### DESCRIPTION OF THE TASK
Return every record below exactly as written, but leave out the pictures.

Collected data:
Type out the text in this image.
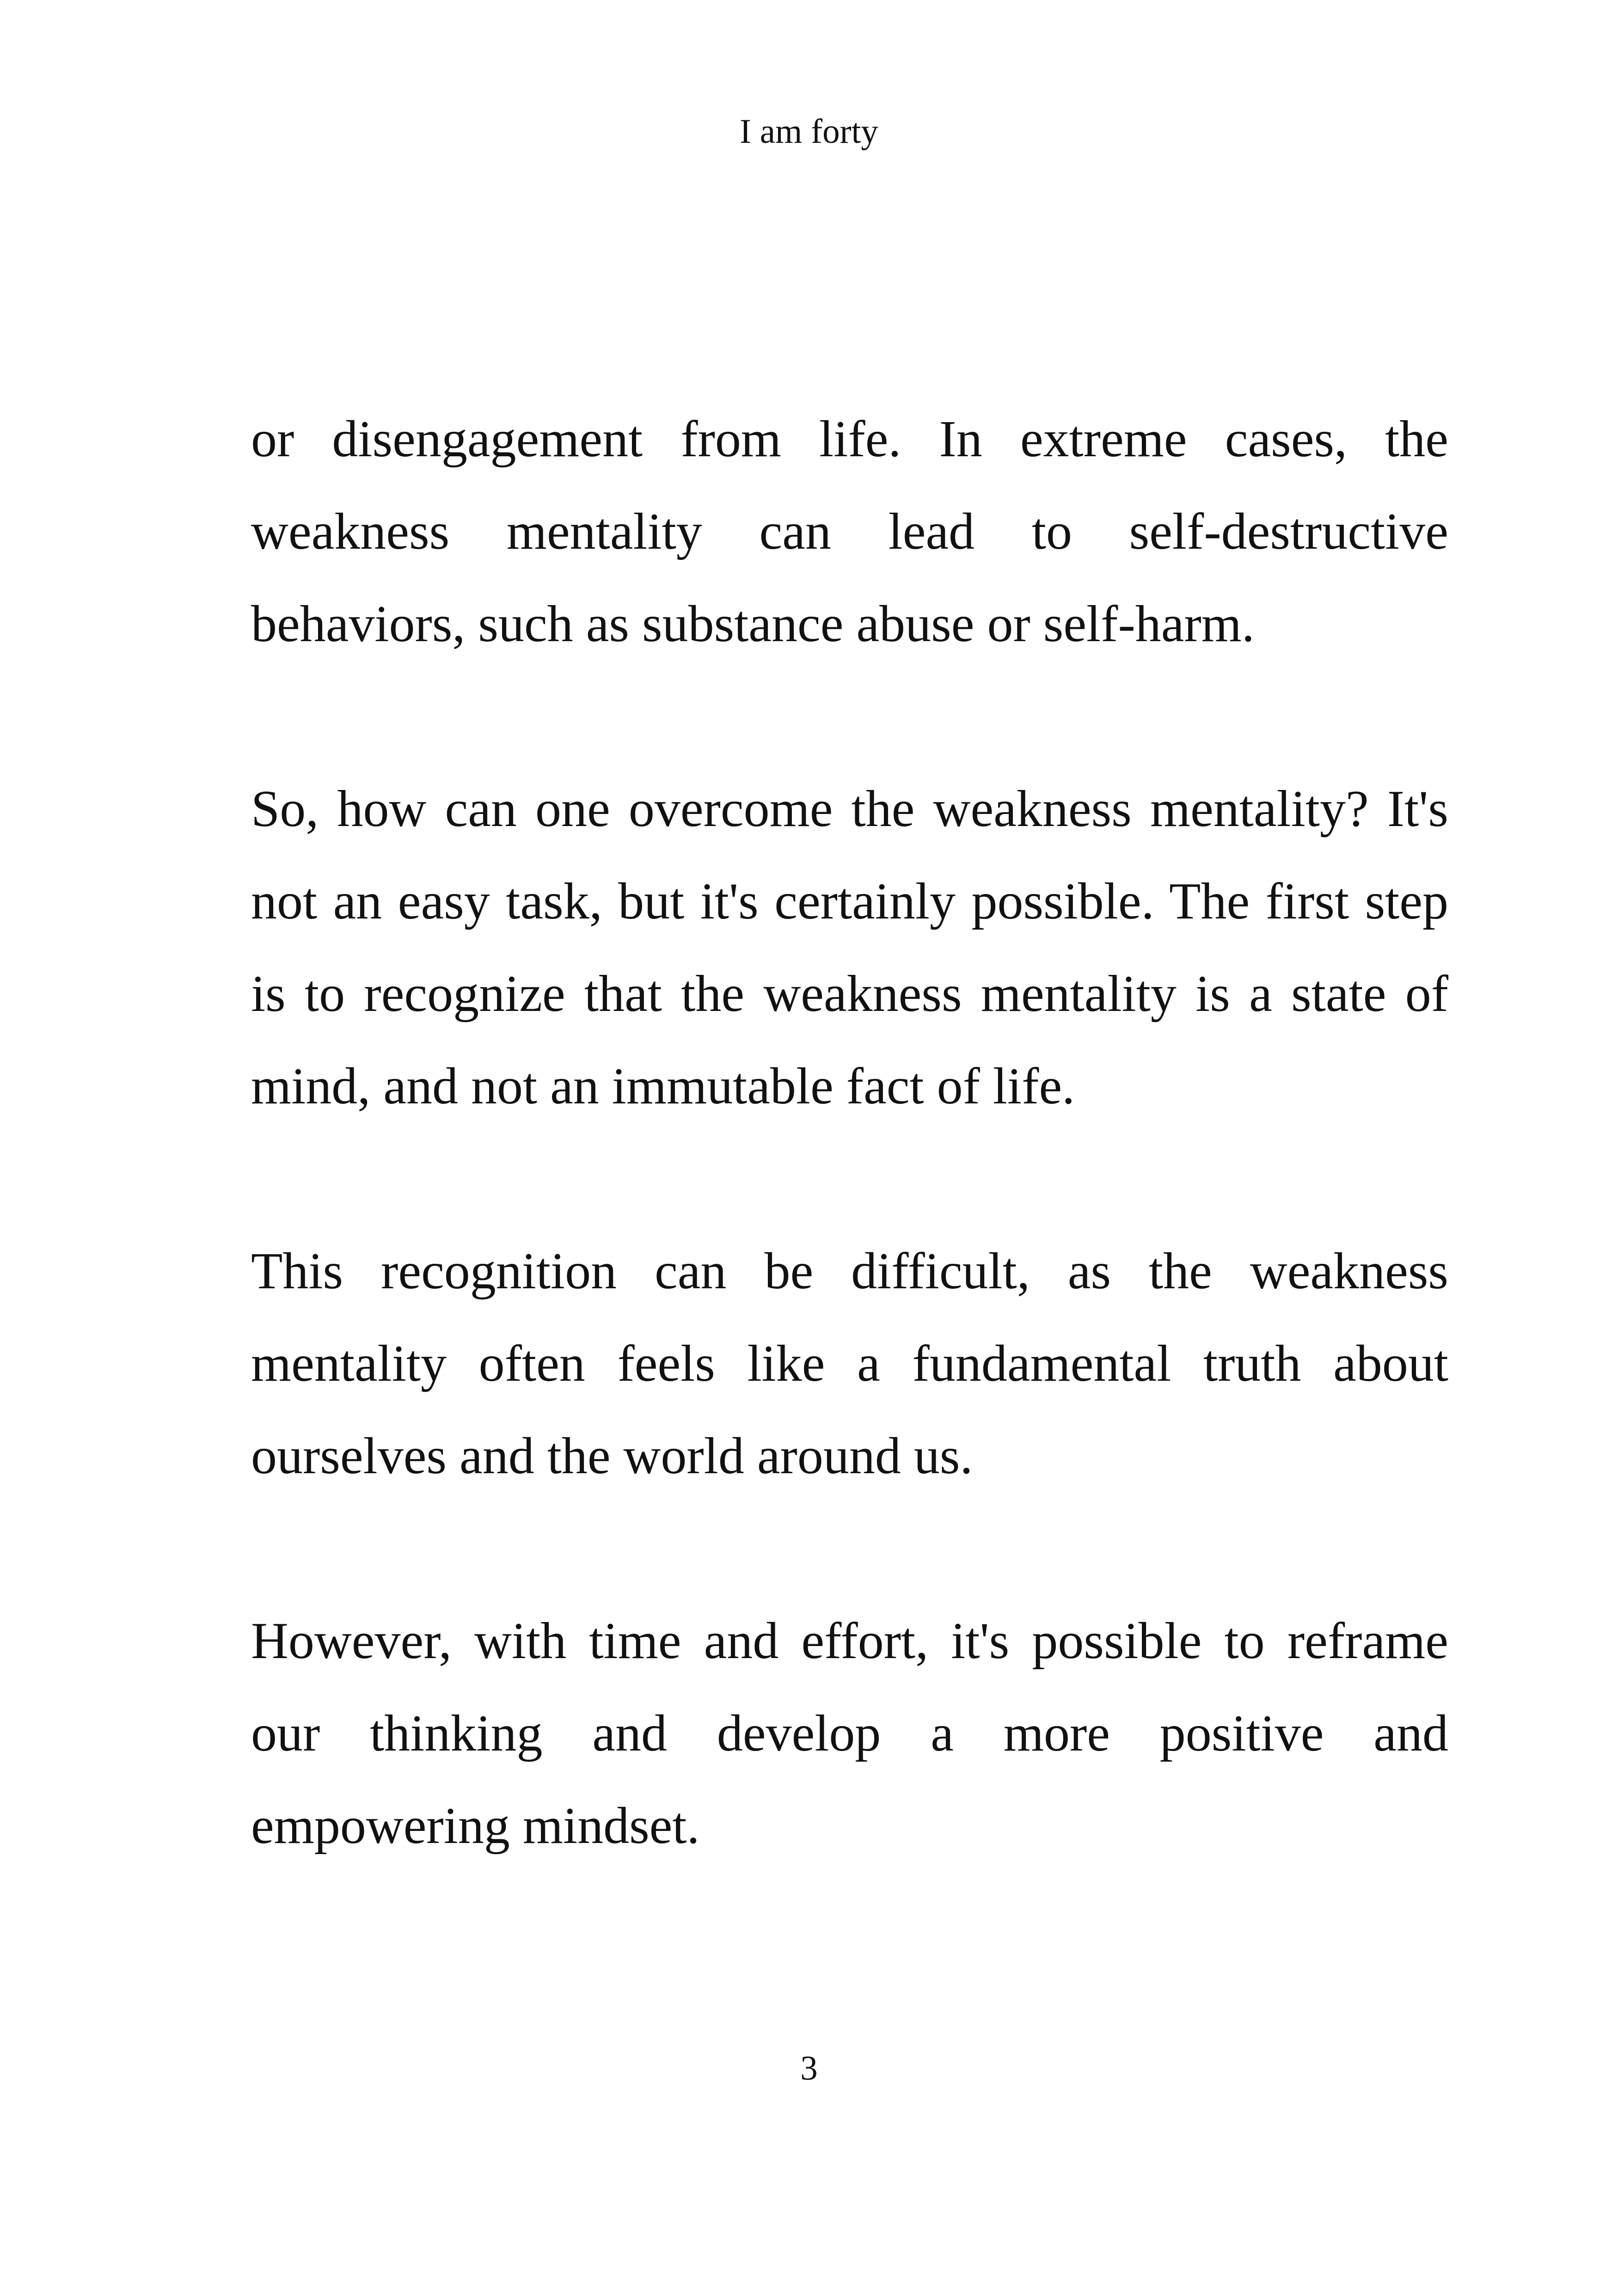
I am forty

or disengagement from life. In extreme cases, the weakness mentality can lead to self-destructive behaviors, such as substance abuse or self-harm.

So, how can one overcome the weakness mentality? It's not an easy task, but it's certainly possible. The first step is to recognize that the weakness mentality is a state of mind, and not an immutable fact of life.

This recognition can be difficult, as the weakness mentality often feels like a fundamental truth about ourselves and the world around us.

However, with time and effort, it's possible to reframe our thinking and develop a more positive and empowering mindset.

3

### RESPONSE TO THIS EXERCISE
Type out the text in this image.
I am forty

or disengagement from life. In extreme cases, the weakness mentality can lead to self-destructive behaviors, such as substance abuse or self-harm.

So, how can one overcome the weakness mentality? It's not an easy task, but it's certainly possible. The first step is to recognize that the weakness mentality is a state of mind, and not an immutable fact of life.

This recognition can be difficult, as the weakness mentality often feels like a fundamental truth about ourselves and the world around us.

However, with time and effort, it's possible to reframe our thinking and develop a more positive and empowering mindset.

3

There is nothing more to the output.